*TEXT TO READ:*
— begin —

The flowcharts and the block diagrams in the accompanying drawings illustrate the system architectures, functions, and operations possibly implemented by the device, the method and the computer program product according to the various embodiments of the disclosure. In this regard, each block in the flowcharts or the block diagrams may represent a module, a program segment, or a portion of code, and the module, program segment, or portion of code includes one or more executable instructions for implementing specified logical functions. In some alternative implementations, functions marked in the blocks may also occur in an order different from that marked in the accompanying drawings. For example, two successive blocks may actually be executed in parallel substantially, and sometimes may also be executed in a reverse order, which depends on involved functions. It should be further noted that each block in the block diagrams and/or the flowcharts, as well as a combination of the blocks in the block diagrams and/or the flowcharts may be implemented by utilizing a dedicated hardware-based system that executes specified functions or actions, or using a combination of special hardware and computer instructions.


The embodiments of the disclosure have been described above. The above description is illustrative, rather than exhaustive, and is not limited to the disclosed various embodiments. Numerous modifications and alterations are apparent to those of ordinary skill in the art without departing from the scope and spirit of the illustrated embodiments. The selection of the terms as used herein is intended to best explain the principles and practical applications of the various embodiments, or improvements to technologies on the market, or to enable other persons of ordinary skill in the art to understand the various embodiments disclosed herein.


Some example implementations of the disclosure are listed below.


Example 1. A method for generating a speech translation model, where the speech translation model includes a semantic feature extractor and a plurality of decoders, and the method includes:

    • extracting, by the semantic feature extractor, a source semantic unit sequence of source language audio and a target semantic unit sequence of target language audio, where the source language audio corresponds to the target language audio;
    • adjusting a first decoder of the plurality of decoders based on the source semantic unit sequence and the target semantic unit sequence; and
    • adjusting a second decoder of the plurality of decoders based on the source semantic unit sequence, the target semantic unit sequence, a source acoustic unit sequence of the source language audio, and a target acoustic unit sequence of the target language audio, where the semantic feature extractor remains unchanged during the adjustment of the first decoder and the second decoder.

— end —

*MATERIAL:*
— begin —

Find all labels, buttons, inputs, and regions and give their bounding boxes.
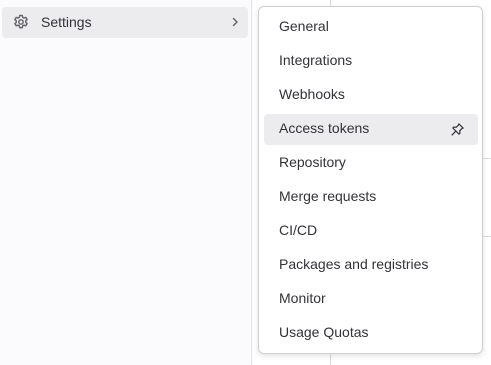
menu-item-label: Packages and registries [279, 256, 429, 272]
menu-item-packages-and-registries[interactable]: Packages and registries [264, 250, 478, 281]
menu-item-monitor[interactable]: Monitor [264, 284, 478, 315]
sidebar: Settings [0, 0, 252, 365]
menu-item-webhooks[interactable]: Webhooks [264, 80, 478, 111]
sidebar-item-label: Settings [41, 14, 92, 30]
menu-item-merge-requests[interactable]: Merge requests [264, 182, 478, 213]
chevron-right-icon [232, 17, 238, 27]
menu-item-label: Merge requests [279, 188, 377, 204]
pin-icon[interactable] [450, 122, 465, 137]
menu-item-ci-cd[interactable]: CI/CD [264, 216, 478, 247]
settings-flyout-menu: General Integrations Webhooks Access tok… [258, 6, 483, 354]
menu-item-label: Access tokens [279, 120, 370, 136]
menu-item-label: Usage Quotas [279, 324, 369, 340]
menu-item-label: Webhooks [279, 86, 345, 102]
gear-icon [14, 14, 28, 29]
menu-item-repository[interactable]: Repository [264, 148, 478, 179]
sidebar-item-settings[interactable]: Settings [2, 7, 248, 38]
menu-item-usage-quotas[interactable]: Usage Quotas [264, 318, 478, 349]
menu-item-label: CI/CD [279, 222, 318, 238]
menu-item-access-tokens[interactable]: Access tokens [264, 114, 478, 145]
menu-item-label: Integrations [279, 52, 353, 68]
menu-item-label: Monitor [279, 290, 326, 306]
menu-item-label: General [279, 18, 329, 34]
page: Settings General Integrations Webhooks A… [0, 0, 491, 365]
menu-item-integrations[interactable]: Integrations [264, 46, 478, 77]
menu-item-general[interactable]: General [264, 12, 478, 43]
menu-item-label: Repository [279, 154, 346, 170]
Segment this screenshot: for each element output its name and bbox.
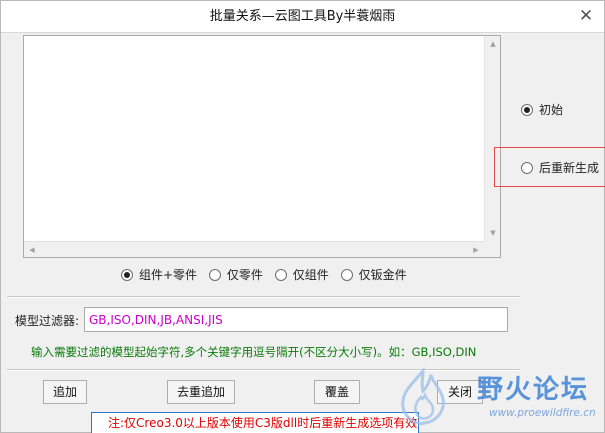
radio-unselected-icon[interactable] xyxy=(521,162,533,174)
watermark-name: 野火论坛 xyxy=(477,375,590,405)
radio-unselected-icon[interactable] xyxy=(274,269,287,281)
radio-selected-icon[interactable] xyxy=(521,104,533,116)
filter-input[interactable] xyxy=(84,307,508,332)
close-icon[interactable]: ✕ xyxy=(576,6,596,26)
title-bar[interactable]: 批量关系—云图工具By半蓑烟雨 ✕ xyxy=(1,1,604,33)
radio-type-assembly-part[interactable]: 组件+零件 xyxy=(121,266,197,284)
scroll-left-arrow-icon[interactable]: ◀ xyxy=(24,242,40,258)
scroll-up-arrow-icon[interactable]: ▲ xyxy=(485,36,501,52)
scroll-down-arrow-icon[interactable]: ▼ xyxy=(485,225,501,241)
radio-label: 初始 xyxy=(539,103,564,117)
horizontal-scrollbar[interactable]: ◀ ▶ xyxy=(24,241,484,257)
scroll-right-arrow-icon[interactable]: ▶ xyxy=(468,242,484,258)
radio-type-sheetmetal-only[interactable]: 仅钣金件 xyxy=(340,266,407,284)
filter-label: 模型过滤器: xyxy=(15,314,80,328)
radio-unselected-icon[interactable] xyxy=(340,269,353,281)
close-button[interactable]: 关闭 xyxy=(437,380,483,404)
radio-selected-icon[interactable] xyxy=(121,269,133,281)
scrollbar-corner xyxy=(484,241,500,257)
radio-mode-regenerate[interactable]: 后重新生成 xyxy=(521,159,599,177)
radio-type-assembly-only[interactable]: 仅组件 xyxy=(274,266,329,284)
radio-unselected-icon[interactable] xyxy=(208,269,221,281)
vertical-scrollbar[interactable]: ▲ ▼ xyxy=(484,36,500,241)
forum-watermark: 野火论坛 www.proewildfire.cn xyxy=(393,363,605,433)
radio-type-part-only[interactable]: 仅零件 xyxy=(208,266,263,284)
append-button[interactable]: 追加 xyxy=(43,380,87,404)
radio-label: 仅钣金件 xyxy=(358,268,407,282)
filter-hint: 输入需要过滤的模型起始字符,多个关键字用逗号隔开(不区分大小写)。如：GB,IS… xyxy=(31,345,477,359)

— end —

*SET OF TASKS:*
1 – Could you turn the paragraph of the patent text that begins "The flowcharts and the block diagrams in the accompanying drawings" into a short bulleted list that keeps its main facts?
2 – Will you reproduce the patent text word for word, beginning at the words "The embodiments of" and stopping after "are listed below."?

*RESPONSES TO THE TASKS:*
1 –
- The flowcharts and block diagrams show the system architectures, functions and operations that the device, method and computer program product may implement in the various embodiments.
- Each block may represent a module, program segment or portion of code with one or more executable instructions for specified logical functions.
- In some alternative implementations, the functions in the blocks may occur in a different order from the drawings. Two successive blocks may run substantially in parallel or in reverse order, depending on the functions involved.
- Each block, and any combination of blocks, may be implemented by a dedicated hardware-based system that executes the specified functions or actions, or by a combination of special hardware and computer instructions.

2 –
The embodiments of the disclosure have been described above. The above description is illustrative, rather than exhaustive, and is not limited to the disclosed various embodiments. Numerous modifications and alterations are apparent to those of ordinary skill in the art without departing from the scope and spirit of the illustrated embodiments. The selection of the terms as used herein is intended to best explain the principles and practical applications of the various embodiments, or improvements to technologies on the market, or to enable other persons of ordinary skill in the art to understand the various embodiments disclosed herein.


Some example implementations of the disclosure are listed below.